Selected excerpt:
::::::

Based on our improved current visibility and sales pipeline, and the adverse impact of revised currency rate assumptions, we are initiating our first quarter guidance and adjusting our previously provided 2012 full year outlook. For Q1 2012, we are providing non-GAAP revenue guidance in the range of $185.0 - $192.0 million and GAAP revenue guidance in the range of $182.8 - $189.8 million; non-GAAP diluted EPS in the range of $0.64 - 0.67 and GAAP diluted EPS in the range of $0.43 - $0.49. We are adjusting our outlook for FY 2012 non-GAAP revenues to a range of $808.0 - $830.0 million, or top line growth in the 15% to 18% range, and GAAP revenue guidance in the range of $804.6 - $826.6 million. Consequently, we are also adjusting our non-GAAP diluted EPS outlook for FY 2012 to $2.77 - $2.87 and GAAP diluted EPS in the range of $2.01 - $2.17.

 

This outlook factors in planned increases in sales capacity, our current visibility around pipelines and sales forecasts, and a full year of Apache as part of the ANSYS operations in FY2012. However, as we have said in the past, and will continue to reiterate as we enter into 2012, given the realities of the current environment, there are many things that we have no control over, including the timing and momentum of the economic recovery, government and tax policies, and currency volatility. We continue to have the benefit of a solid, repeatable business base; a diversified, geographic and industry footprint; and a world-class customer base.

 

CLOSING COMMENTS

 

As always, as we exit 2011 and enter into 2012, the emphasis will be a continued focus on execution and technological differentiation. Customer acceptance of our vision and unique value proposition, coupled with the investments we are making in the business and in the expansion of our systems approach to simulation, make us very optimistic about our long-term opportunity. We continue to be propelled by a strong combination of a solid business model, loyal customers, dedicated channel partners, great technology and talented, committed employees across the globe.

::::::

Collection entries:

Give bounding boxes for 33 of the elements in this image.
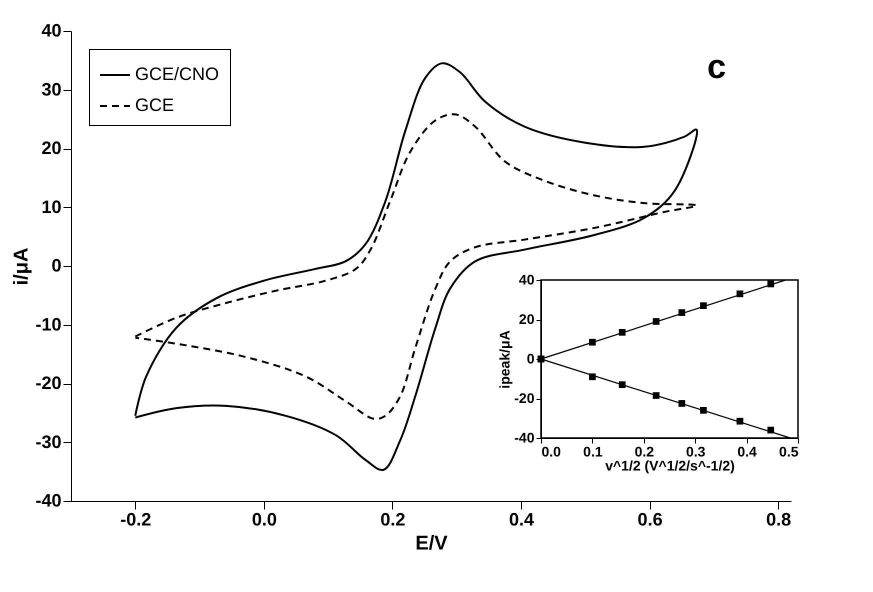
y-tick-label: 20 — [41, 138, 62, 158]
x-tick-label: 0.6 — [638, 510, 663, 530]
x-axis-title: v^1/2 (V^1/2/s^-1/2) — [605, 458, 735, 474]
y-tick-label: 10 — [41, 196, 62, 217]
x-tick-label: 0.4 — [508, 510, 534, 530]
annotation: c — [707, 48, 726, 86]
y-tick-label: 40 — [518, 272, 535, 288]
x-tick-label: 0.2 — [380, 510, 406, 530]
y-tick-label: 30 — [41, 79, 62, 100]
y-tick-label: -40 — [514, 430, 535, 446]
x-tick-label: 0.3 — [686, 444, 706, 460]
y-tick-label: -20 — [514, 390, 535, 406]
x-tick-label: 0.8 — [766, 510, 792, 530]
x-tick-label: 0.0 — [252, 510, 277, 530]
x-tick-label: 0.1 — [583, 444, 603, 460]
y-tick-label: -30 — [35, 432, 62, 452]
y-tick-label: -40 — [35, 490, 62, 510]
y-tick-label: -20 — [35, 373, 62, 393]
y-axis-title: i/μA — [10, 248, 32, 286]
x-tick-label: 0.0 — [542, 444, 562, 460]
x-tick-label: 0.2 — [634, 444, 654, 460]
x-tick-label: -0.2 — [120, 510, 152, 530]
x-tick-label: 0.4 — [737, 444, 758, 460]
legend-label: GCE/CNO — [135, 64, 220, 84]
y-tick-label: 0 — [526, 350, 535, 366]
legend-label: GCE — [135, 95, 174, 115]
y-tick-label: -10 — [35, 314, 62, 334]
x-tick-label: 0.5 — [779, 444, 799, 460]
y-tick-label: 20 — [518, 311, 535, 327]
y-tick-label: 0 — [51, 256, 62, 276]
y-tick-label: 40 — [41, 20, 62, 40]
x-axis-title: E/V — [415, 532, 448, 554]
y-axis-title: ipeak/μA — [496, 330, 512, 389]
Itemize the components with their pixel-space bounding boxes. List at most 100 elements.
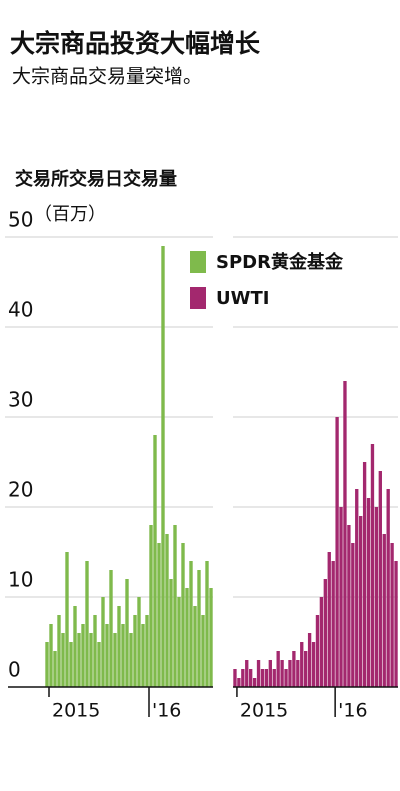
x-tick-label: 2015 [52, 700, 100, 722]
bar [327, 552, 331, 687]
legend-label: SPDR黄金基金 [216, 251, 344, 273]
bar [296, 660, 300, 687]
bar [209, 588, 213, 687]
bar [359, 516, 363, 687]
y-tick-label: 0 [8, 658, 21, 682]
bar [237, 678, 241, 687]
bar [145, 615, 149, 687]
bar [129, 633, 133, 687]
bar [260, 669, 265, 687]
x-tick-label: 2015 [240, 700, 288, 722]
bar [390, 543, 394, 687]
bar [347, 525, 351, 687]
bar [121, 624, 125, 687]
bar [65, 552, 69, 687]
bar [89, 633, 93, 687]
bar [331, 561, 335, 687]
bar [252, 678, 257, 687]
bar [161, 246, 165, 687]
bar [101, 597, 105, 687]
bar [343, 381, 347, 687]
y-tick-label: 40 [8, 298, 33, 322]
bar [280, 660, 284, 687]
bar [233, 669, 237, 687]
bar [165, 534, 169, 687]
bar [339, 507, 343, 687]
bar [105, 624, 109, 687]
legend-swatch [190, 287, 206, 309]
bar [307, 633, 312, 687]
bar [153, 435, 157, 687]
bar [249, 669, 253, 687]
bar [185, 588, 189, 687]
bar [197, 570, 201, 687]
bar [57, 615, 61, 687]
page-title: 大宗商品投资大幅增长 [10, 29, 261, 58]
bar [109, 570, 113, 687]
bar [201, 615, 205, 687]
legend-swatch [190, 251, 206, 273]
bar [53, 651, 57, 687]
bar [157, 543, 161, 687]
bar [177, 597, 181, 687]
bar [133, 615, 137, 687]
bar [394, 561, 398, 687]
bar [304, 651, 308, 687]
bar [292, 651, 296, 687]
bar [81, 624, 85, 687]
bar [181, 543, 185, 687]
bar [319, 597, 324, 687]
bar [117, 606, 121, 687]
bar [93, 615, 97, 687]
bar [378, 471, 382, 687]
bar [382, 534, 386, 687]
bar [300, 642, 304, 687]
bar [366, 498, 371, 687]
bar [85, 561, 89, 687]
bar [125, 579, 129, 687]
bar [169, 579, 173, 687]
bar [268, 660, 272, 687]
chart-title: 交易所交易日交易量 [15, 168, 177, 190]
bar [256, 660, 261, 687]
bar [141, 624, 145, 687]
bar [113, 633, 117, 687]
bar [311, 642, 316, 687]
bar [173, 525, 177, 687]
y-tick-label: 30 [8, 388, 33, 412]
bar [315, 615, 320, 687]
bar [386, 489, 390, 687]
bar [45, 642, 49, 687]
bar [193, 606, 197, 687]
x-tick-label: '16 [338, 700, 367, 722]
bar [374, 507, 379, 687]
bar [284, 669, 288, 687]
bar [73, 606, 77, 687]
bar [245, 660, 249, 687]
bar [149, 525, 153, 687]
bar [61, 633, 65, 687]
bar [241, 669, 245, 687]
bar [335, 417, 339, 687]
bar [323, 579, 327, 687]
bar [272, 669, 276, 687]
bar [351, 543, 355, 687]
bar [276, 651, 280, 687]
x-tick-label: '16 [152, 700, 181, 722]
bar [288, 660, 292, 687]
y-tick-label: 10 [8, 568, 33, 592]
bar [355, 489, 359, 687]
y-axis-label: （百万） [34, 204, 106, 225]
y-tick-label: 20 [8, 478, 33, 502]
legend-label: UWTI [216, 288, 269, 309]
bar [77, 633, 81, 687]
y-tick-label: 50 [8, 208, 33, 232]
page-subtitle: 大宗商品交易量突增。 [12, 66, 202, 88]
bar [264, 669, 269, 687]
bar [49, 624, 53, 687]
bar [362, 462, 367, 687]
bar [205, 561, 209, 687]
bar [137, 597, 141, 687]
bar [69, 642, 73, 687]
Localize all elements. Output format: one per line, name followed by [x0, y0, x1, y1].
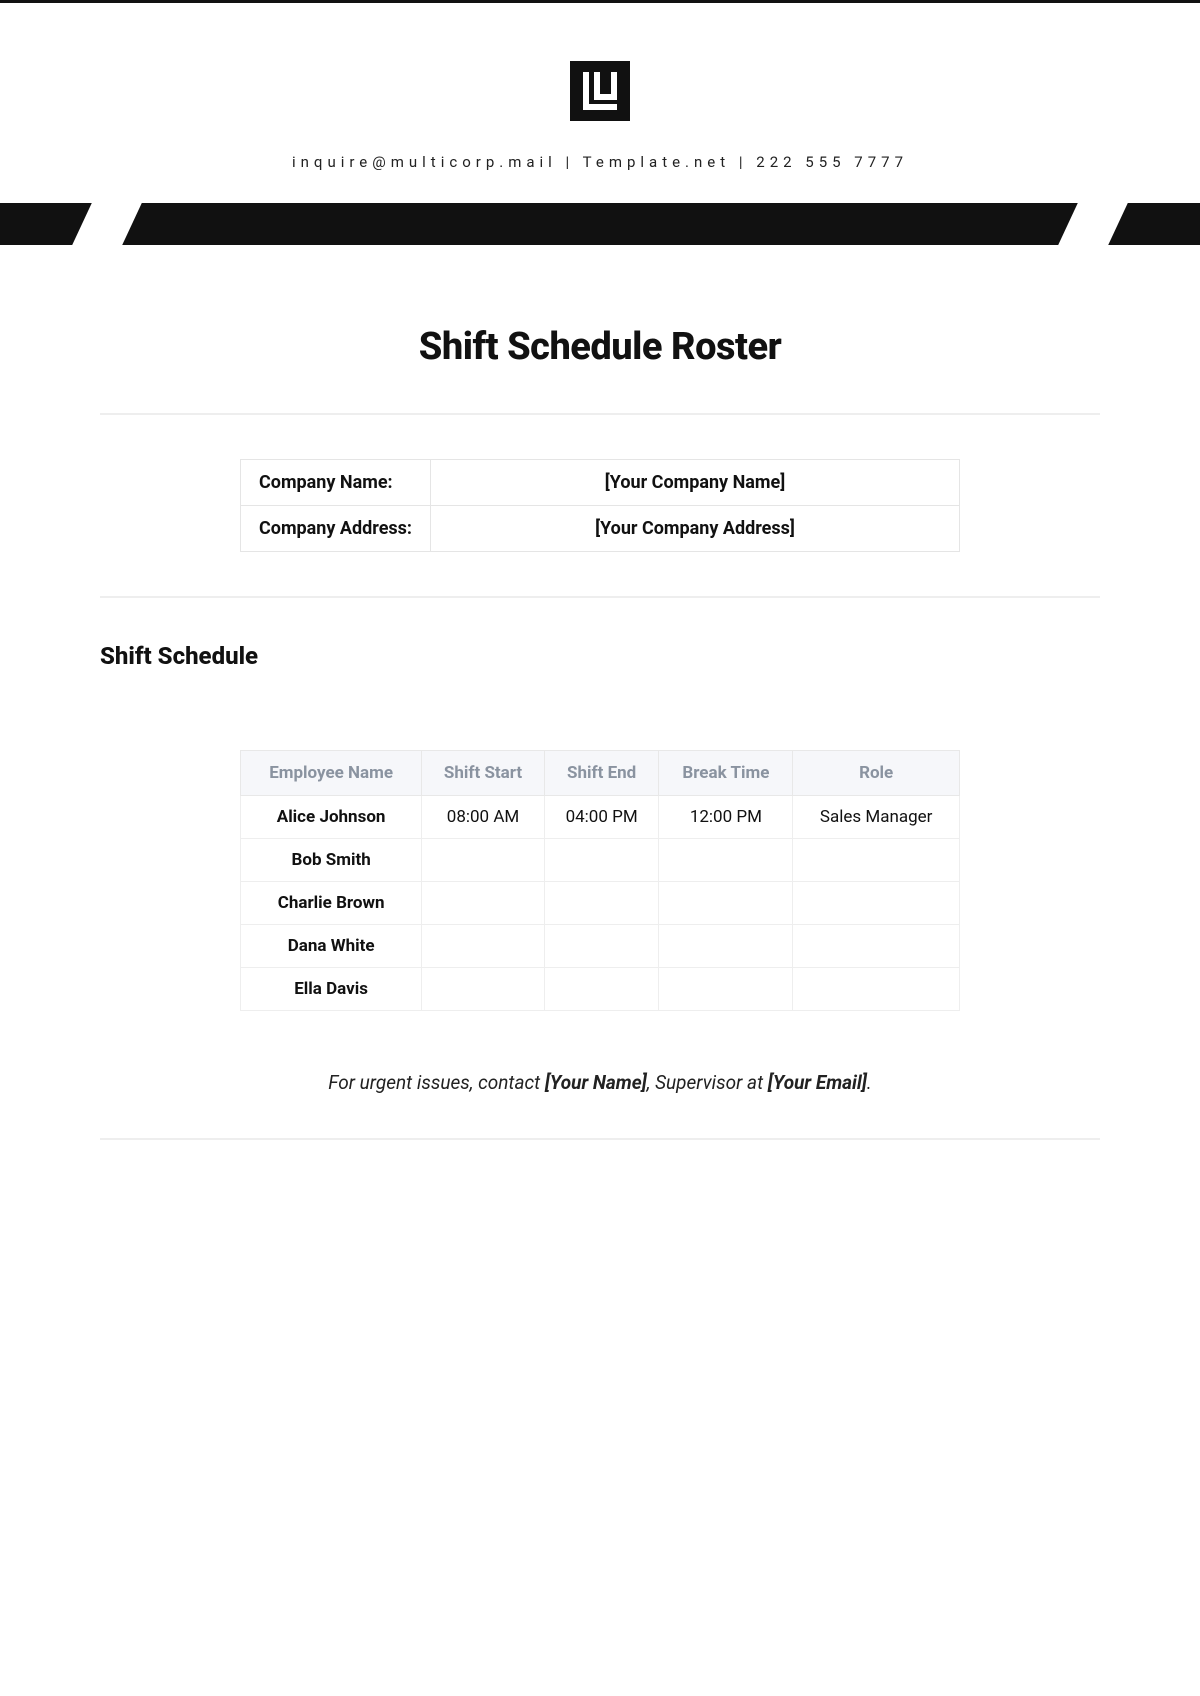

::::::

Brief A:
According to the 2012 outlook, what range of top line growth does the adjusted FY 2012 non-GAAP revenue outlook represent?
Brief B:
Do these statements agree with the 2012 outlook? Answer yes or no for each, and quote the deciding words. (i) The Q1 2012 GAAP diluted EPS guidance is $0.43 to $0.49. (ii) The FY2012 outlook leaves out Apache. (iii) Currency volatility is named as something the company has no control over.

Correct answer A:
15% to 18%

Correct answer B:
(i) Yes: "GAAP diluted EPS in the range of $0.43 - $0.49"
(ii) No: "a full year of Apache as part of the ANSYS operations in FY2012"
(iii) Yes: "there are many things that we have no control over, including the timing and momentum of the economic recovery, government and tax policies, and currency volatility"